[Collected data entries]
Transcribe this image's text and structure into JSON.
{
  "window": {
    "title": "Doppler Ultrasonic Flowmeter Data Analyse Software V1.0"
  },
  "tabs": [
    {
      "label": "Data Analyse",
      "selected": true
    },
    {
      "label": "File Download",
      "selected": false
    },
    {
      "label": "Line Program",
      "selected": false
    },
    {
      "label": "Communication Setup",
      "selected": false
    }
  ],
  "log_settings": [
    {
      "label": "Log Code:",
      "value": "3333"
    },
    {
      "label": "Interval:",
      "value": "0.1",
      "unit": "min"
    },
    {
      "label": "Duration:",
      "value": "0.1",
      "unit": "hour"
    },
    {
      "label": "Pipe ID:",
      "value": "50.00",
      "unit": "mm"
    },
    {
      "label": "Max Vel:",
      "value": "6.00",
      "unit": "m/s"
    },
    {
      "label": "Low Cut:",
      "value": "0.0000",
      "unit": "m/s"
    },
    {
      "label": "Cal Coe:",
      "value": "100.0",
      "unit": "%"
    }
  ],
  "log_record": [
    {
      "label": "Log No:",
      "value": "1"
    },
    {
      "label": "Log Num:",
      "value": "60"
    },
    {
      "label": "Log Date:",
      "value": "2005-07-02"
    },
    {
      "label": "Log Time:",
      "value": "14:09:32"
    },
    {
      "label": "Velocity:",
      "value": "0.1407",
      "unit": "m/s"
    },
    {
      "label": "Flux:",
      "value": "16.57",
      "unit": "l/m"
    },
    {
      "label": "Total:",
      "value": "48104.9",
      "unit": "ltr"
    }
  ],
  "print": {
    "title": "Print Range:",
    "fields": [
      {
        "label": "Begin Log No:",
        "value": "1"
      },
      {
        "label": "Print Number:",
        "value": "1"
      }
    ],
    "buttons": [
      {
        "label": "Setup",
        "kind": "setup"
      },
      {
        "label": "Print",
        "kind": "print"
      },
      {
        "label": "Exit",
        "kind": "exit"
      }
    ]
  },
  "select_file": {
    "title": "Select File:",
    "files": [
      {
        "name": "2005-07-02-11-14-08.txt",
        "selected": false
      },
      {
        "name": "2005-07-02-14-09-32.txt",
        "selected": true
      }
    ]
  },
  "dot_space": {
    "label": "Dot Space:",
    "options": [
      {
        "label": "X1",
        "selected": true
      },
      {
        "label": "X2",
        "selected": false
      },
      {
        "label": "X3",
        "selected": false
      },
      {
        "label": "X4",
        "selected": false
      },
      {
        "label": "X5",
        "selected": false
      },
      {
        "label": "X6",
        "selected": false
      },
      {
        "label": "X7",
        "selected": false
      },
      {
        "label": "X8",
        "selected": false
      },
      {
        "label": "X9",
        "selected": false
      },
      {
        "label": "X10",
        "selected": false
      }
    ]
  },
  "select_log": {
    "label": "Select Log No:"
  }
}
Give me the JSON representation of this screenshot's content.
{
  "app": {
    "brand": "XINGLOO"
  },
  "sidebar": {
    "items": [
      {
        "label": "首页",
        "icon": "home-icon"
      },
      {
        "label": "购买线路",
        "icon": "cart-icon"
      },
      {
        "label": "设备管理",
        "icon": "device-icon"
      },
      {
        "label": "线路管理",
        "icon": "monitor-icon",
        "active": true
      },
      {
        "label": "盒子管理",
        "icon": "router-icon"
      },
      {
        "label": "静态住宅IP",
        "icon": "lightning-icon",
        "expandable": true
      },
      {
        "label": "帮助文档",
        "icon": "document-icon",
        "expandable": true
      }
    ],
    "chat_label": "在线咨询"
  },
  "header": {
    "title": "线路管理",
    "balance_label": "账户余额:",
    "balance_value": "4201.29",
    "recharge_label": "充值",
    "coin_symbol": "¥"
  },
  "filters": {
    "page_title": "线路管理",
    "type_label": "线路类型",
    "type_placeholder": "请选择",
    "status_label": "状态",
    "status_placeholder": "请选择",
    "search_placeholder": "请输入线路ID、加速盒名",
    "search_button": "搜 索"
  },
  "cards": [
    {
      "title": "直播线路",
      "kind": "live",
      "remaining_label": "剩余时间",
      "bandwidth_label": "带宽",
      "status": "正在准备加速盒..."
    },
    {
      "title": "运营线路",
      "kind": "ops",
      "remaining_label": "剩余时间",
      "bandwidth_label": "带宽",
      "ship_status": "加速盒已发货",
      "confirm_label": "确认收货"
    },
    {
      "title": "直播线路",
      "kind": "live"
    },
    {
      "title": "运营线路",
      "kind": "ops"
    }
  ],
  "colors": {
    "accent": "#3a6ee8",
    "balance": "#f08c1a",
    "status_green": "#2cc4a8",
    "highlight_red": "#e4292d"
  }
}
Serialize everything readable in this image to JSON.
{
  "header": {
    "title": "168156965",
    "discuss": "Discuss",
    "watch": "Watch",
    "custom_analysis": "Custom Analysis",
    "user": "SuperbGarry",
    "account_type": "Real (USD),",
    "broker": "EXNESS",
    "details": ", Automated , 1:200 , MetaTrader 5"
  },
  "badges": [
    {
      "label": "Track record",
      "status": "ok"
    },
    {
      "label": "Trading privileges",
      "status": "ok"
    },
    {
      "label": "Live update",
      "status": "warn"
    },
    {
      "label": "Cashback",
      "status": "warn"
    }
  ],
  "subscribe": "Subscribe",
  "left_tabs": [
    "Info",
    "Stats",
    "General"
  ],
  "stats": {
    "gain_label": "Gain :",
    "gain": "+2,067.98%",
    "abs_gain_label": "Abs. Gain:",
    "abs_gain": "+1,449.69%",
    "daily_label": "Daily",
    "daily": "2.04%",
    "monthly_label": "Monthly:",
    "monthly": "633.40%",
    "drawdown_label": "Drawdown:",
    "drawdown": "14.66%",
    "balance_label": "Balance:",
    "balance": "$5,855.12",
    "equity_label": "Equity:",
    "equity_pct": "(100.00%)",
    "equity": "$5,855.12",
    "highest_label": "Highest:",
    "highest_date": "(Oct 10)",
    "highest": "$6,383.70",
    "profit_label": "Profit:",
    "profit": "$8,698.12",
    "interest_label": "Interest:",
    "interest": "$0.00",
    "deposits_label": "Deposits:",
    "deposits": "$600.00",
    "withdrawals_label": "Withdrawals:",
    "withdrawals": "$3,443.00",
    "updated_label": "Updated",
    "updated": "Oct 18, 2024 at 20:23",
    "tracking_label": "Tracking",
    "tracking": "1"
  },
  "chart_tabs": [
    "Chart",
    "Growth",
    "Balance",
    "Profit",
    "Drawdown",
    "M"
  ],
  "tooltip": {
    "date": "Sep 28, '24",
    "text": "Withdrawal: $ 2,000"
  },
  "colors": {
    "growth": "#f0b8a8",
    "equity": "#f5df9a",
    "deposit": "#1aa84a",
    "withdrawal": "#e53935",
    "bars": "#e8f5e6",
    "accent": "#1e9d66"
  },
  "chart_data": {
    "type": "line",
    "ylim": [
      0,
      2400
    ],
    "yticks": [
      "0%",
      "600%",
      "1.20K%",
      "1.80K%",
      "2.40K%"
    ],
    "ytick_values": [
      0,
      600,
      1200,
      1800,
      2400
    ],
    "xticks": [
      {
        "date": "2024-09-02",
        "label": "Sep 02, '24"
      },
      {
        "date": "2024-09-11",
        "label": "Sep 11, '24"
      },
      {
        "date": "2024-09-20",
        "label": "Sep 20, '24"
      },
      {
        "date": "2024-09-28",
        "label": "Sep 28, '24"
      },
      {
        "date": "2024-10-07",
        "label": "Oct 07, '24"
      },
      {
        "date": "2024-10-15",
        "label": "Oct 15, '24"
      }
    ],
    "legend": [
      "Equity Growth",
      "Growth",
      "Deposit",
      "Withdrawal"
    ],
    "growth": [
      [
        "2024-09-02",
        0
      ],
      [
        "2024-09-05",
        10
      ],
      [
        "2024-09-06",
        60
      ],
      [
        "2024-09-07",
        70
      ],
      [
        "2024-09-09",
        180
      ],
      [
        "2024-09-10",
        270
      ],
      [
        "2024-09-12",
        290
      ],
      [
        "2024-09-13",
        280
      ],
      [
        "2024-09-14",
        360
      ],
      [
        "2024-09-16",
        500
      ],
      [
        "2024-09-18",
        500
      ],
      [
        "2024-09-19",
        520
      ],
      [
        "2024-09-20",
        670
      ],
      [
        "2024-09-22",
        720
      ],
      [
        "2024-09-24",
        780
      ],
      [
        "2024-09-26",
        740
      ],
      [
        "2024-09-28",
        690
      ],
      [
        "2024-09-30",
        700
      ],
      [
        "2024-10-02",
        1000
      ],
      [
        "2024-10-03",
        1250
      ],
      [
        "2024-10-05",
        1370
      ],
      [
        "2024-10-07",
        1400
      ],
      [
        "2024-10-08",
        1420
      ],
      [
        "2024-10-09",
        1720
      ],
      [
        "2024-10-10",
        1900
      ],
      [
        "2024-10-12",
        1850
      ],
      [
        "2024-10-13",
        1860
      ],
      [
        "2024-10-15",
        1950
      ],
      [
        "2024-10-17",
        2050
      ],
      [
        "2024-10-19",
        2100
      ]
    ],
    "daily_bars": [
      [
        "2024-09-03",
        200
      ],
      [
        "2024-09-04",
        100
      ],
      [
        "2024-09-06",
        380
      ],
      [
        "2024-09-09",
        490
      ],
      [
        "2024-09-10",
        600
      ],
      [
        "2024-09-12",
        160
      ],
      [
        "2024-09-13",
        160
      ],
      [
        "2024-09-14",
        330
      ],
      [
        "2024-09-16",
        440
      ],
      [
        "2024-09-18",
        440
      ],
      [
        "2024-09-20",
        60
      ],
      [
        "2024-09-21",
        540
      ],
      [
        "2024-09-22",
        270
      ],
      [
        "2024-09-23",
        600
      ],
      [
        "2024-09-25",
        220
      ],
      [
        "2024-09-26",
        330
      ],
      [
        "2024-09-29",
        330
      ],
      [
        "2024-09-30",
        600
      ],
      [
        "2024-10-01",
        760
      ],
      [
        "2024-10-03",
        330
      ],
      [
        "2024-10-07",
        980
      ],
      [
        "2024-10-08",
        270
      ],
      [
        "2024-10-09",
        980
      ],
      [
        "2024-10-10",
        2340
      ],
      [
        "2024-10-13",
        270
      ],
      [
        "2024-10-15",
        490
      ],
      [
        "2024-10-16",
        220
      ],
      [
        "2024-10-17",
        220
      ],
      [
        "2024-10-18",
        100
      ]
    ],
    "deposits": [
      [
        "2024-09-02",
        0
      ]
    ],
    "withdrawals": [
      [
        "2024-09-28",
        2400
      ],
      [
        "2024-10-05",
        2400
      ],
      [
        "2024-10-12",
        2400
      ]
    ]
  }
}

• Problem statement:
Each line that holds the word "icon" is to be copied.

• Complete output:
        "icon": "home-icon"
        "icon": "cart-icon"
        "icon": "device-icon"
        "icon": "monitor-icon",
        "icon": "router-icon"
        "icon": "lightning-icon",
        "icon": "document-icon",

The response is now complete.